> Work instructions
Search the material for the word "enfermedad" and copy each line that holds it.

(Dataset entries)
%%
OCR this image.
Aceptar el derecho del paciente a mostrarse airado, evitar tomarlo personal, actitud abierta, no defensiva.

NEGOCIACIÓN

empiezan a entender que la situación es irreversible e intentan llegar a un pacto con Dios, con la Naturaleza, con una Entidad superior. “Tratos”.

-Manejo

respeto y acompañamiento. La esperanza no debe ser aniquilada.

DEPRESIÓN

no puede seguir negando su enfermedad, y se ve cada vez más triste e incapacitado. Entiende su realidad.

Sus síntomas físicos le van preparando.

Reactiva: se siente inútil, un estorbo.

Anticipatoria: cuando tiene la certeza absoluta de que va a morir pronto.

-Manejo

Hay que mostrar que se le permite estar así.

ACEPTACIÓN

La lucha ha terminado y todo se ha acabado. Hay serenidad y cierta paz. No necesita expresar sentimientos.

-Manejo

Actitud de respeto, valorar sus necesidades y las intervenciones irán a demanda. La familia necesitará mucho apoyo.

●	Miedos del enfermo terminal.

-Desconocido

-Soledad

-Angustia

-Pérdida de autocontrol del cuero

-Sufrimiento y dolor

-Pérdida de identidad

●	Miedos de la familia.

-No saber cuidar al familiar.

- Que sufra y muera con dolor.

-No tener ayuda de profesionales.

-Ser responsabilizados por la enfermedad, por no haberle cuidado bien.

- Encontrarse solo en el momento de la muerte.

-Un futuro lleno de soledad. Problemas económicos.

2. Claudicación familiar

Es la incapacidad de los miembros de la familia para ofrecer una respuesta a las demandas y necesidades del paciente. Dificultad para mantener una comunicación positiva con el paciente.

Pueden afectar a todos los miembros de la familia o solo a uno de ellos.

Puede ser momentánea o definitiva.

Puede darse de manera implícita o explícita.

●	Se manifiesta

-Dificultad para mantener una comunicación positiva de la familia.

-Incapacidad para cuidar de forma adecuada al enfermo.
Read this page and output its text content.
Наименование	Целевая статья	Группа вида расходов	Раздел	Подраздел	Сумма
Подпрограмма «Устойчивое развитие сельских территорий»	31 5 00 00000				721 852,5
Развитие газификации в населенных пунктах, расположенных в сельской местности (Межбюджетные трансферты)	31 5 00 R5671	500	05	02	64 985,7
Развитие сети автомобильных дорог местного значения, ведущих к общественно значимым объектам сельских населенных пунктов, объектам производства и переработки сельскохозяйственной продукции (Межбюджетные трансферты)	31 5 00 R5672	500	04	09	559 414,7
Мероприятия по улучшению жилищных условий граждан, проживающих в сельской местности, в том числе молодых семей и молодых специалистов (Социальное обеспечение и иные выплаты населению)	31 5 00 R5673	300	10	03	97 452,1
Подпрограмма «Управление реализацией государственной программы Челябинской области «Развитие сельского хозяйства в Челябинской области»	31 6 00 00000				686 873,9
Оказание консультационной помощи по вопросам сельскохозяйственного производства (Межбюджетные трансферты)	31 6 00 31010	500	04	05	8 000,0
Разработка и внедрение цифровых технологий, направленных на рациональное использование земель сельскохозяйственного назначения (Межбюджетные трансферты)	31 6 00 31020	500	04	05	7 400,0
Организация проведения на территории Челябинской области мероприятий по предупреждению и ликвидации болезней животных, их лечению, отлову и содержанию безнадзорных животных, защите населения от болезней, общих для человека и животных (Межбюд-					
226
%%
> Exercise answer
no puede seguir negando su enfermedad, y se ve cada vez más triste e incapacitado. Entiende su realidad.
-Ser responsabilizados por la enfermedad, por no haberle cuidado bien.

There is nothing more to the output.